Job -
List every line below containing "seconds".

Data to use -
● ● ● ● ●
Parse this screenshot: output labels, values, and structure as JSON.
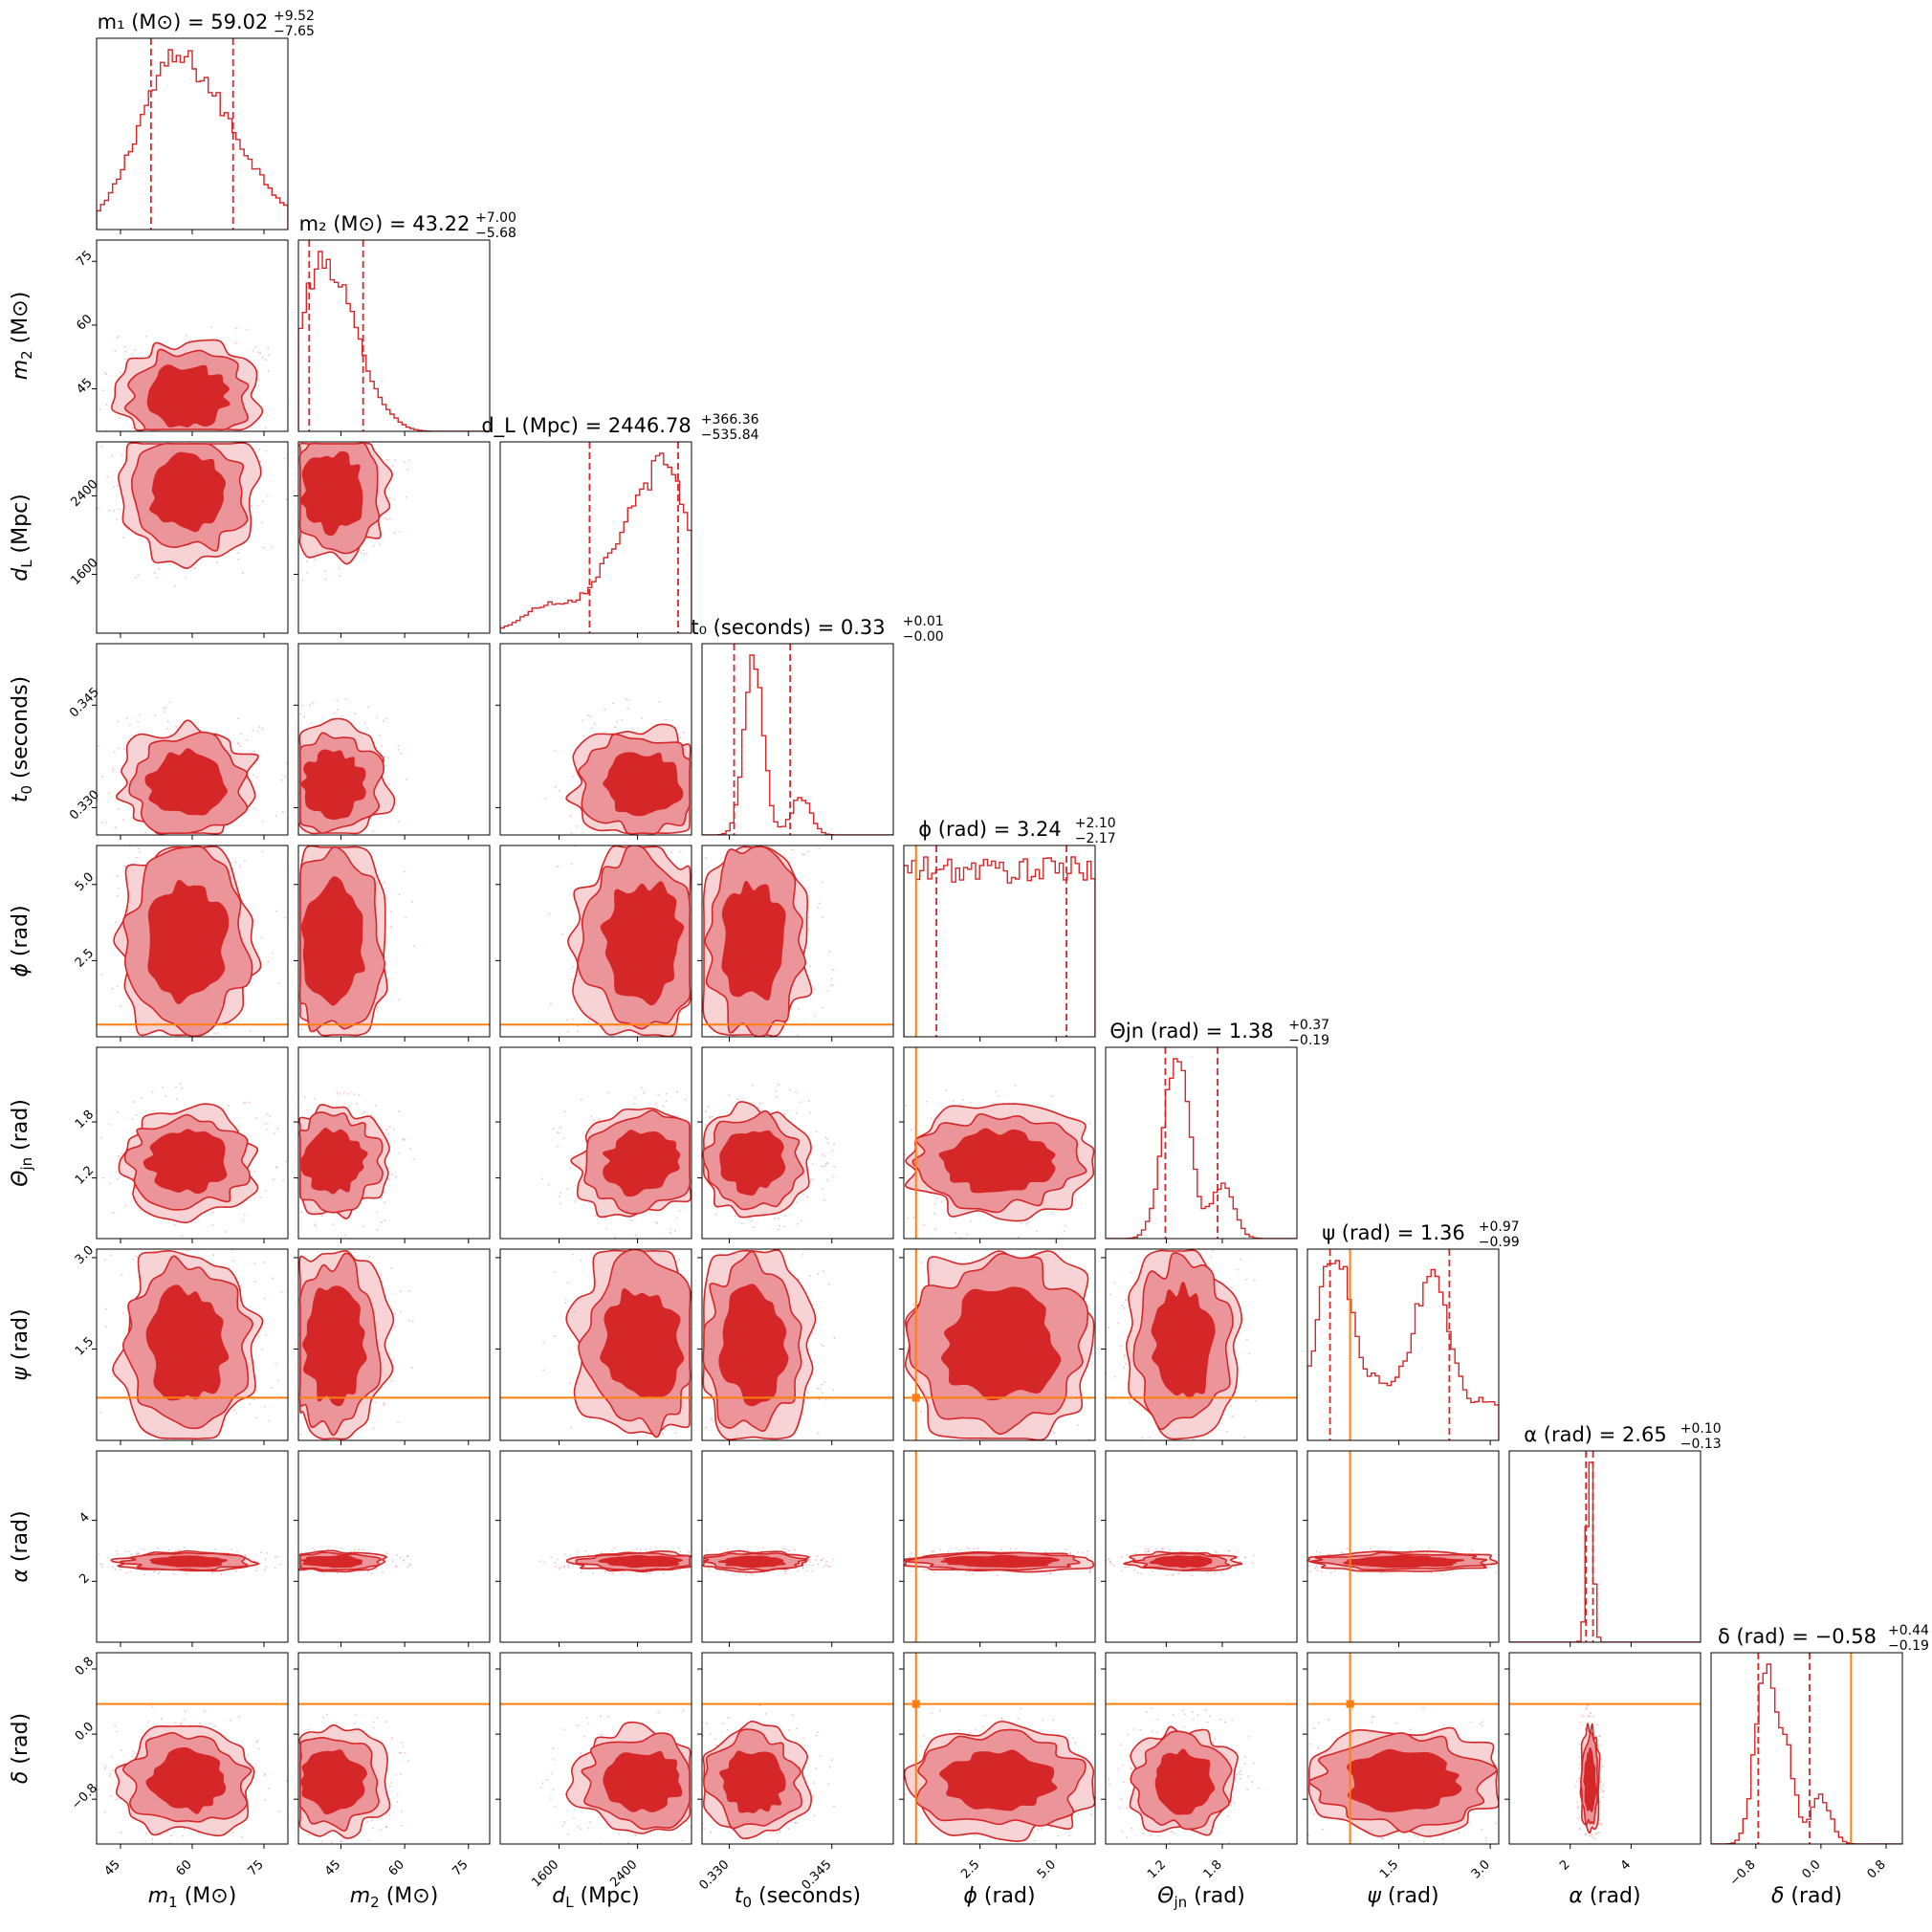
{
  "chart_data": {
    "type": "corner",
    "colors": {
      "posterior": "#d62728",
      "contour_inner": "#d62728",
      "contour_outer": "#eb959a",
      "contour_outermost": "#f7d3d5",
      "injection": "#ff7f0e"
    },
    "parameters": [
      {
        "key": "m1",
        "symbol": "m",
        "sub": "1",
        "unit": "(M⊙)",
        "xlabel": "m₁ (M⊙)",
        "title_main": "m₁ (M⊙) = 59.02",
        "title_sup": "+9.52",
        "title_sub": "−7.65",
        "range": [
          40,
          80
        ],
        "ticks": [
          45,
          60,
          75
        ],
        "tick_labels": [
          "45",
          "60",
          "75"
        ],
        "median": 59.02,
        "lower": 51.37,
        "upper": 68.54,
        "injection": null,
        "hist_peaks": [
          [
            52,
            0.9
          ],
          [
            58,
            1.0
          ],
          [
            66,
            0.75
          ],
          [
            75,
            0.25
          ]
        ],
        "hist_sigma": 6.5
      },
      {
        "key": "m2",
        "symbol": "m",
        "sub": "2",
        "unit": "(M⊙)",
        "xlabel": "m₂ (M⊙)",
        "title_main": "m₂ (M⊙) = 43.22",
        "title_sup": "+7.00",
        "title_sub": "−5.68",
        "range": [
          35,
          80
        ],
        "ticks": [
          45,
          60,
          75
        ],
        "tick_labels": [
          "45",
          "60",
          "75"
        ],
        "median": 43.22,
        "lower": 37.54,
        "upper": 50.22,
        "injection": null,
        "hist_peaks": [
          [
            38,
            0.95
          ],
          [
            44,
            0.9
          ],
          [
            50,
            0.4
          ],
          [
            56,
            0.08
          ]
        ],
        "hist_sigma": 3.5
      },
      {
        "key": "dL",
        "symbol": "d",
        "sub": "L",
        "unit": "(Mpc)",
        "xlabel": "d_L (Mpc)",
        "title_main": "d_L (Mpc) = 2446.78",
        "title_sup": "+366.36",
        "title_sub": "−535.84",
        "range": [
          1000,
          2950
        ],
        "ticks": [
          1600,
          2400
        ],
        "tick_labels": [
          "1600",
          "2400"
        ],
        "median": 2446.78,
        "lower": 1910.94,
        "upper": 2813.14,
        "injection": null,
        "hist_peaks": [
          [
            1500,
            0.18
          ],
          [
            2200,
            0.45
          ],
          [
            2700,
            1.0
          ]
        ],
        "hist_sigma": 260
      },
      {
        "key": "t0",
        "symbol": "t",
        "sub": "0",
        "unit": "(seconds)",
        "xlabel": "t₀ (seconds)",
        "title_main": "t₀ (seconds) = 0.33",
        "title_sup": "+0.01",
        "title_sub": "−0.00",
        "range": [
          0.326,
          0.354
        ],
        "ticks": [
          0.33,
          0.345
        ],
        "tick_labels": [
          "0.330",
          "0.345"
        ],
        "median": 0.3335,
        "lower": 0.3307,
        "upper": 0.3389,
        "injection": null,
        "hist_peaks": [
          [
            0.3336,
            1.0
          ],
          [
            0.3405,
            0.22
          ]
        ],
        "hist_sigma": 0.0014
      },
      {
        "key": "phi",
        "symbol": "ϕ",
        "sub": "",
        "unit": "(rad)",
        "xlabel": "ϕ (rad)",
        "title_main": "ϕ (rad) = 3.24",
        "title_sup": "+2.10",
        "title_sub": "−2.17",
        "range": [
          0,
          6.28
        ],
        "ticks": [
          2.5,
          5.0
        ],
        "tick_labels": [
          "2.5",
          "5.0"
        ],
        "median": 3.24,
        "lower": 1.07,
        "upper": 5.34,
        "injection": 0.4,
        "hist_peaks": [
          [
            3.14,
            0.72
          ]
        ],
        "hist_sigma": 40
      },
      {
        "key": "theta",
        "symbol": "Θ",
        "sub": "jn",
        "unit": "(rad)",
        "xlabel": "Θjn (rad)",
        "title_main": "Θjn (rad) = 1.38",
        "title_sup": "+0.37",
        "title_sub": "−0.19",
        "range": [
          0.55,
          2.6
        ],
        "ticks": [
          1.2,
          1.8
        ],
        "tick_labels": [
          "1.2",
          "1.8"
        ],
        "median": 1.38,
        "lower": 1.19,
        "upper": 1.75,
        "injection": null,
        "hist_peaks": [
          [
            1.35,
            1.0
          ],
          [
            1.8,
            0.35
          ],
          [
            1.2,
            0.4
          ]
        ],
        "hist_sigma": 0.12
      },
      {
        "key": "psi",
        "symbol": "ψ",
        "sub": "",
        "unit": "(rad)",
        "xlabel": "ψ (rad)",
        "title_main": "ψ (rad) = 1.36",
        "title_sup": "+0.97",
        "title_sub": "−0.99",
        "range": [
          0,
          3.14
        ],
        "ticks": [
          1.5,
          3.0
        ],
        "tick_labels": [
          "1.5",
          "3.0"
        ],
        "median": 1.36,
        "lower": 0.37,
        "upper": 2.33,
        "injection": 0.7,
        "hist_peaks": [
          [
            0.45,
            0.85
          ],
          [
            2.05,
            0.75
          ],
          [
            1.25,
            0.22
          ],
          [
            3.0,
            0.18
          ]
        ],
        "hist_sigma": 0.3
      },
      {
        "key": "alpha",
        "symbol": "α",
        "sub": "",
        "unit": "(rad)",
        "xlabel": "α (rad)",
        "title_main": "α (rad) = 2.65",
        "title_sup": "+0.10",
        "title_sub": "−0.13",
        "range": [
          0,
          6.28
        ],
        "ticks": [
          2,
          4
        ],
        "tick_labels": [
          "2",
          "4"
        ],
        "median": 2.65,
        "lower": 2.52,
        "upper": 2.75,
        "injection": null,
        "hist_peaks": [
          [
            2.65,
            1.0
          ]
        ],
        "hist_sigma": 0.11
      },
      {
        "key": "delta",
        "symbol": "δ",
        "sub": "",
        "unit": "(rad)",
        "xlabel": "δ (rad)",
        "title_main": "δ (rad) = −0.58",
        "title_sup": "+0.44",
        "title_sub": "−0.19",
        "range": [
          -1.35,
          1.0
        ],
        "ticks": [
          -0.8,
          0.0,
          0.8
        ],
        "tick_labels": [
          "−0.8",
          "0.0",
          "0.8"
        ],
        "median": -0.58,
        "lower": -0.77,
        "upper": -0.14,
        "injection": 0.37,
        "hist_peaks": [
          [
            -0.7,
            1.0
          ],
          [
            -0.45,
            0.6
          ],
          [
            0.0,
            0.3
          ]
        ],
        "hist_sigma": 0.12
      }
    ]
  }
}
● ● ● ● ●
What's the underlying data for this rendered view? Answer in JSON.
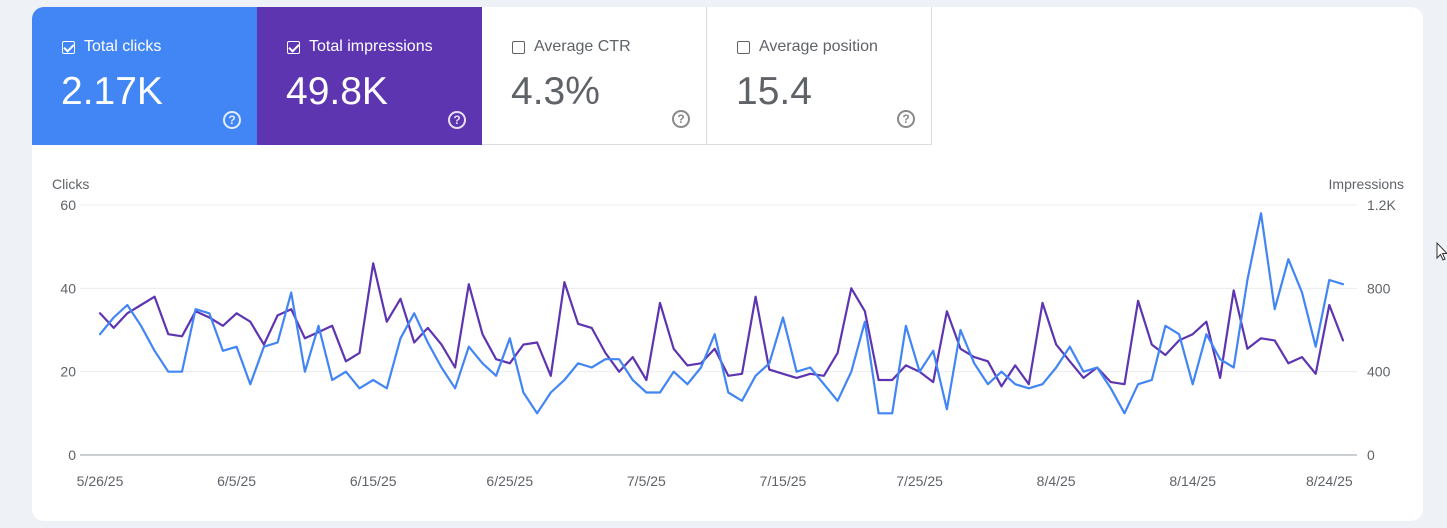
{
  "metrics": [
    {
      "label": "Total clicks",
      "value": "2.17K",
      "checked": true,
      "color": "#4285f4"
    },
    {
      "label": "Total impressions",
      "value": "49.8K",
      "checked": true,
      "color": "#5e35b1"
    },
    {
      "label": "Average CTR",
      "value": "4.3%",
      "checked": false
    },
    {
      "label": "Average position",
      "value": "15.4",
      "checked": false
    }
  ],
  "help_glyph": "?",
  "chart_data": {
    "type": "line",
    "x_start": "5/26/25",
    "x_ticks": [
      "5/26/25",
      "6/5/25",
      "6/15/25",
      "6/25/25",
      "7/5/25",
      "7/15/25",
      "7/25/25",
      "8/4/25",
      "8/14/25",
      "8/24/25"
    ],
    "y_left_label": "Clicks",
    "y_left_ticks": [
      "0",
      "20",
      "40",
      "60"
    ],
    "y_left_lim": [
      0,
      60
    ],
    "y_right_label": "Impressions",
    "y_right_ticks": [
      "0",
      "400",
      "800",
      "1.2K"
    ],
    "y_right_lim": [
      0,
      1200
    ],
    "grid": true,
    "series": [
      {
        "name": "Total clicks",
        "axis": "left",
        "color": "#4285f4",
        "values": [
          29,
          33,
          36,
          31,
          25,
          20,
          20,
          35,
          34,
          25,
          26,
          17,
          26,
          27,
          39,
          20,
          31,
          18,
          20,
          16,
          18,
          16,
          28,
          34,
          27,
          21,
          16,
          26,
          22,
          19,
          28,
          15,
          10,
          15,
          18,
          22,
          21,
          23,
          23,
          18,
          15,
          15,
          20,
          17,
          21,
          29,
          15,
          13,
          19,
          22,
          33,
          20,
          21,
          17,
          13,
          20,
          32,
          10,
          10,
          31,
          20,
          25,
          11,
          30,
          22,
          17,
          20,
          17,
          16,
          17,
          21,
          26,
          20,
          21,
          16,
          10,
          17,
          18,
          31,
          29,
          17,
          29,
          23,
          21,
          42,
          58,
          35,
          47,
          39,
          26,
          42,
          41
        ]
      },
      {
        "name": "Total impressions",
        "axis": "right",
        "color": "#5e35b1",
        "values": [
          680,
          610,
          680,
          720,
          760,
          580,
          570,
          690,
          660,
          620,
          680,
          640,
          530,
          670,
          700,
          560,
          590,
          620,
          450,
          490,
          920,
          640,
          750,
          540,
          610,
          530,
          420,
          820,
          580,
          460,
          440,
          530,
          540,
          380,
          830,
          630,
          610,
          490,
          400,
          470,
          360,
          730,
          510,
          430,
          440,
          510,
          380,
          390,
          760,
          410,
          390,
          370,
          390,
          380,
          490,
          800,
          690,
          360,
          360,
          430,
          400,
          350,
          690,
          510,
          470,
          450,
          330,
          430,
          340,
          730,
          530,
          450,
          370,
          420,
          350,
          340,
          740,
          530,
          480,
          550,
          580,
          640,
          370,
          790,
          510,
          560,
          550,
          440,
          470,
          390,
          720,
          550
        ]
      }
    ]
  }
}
● ● ● ● ●
Completed exercise -
        "unit": "(seconds)",
        "xlabel": "t₀ (seconds)",
        "title_main": "t₀ (seconds) = 0.33",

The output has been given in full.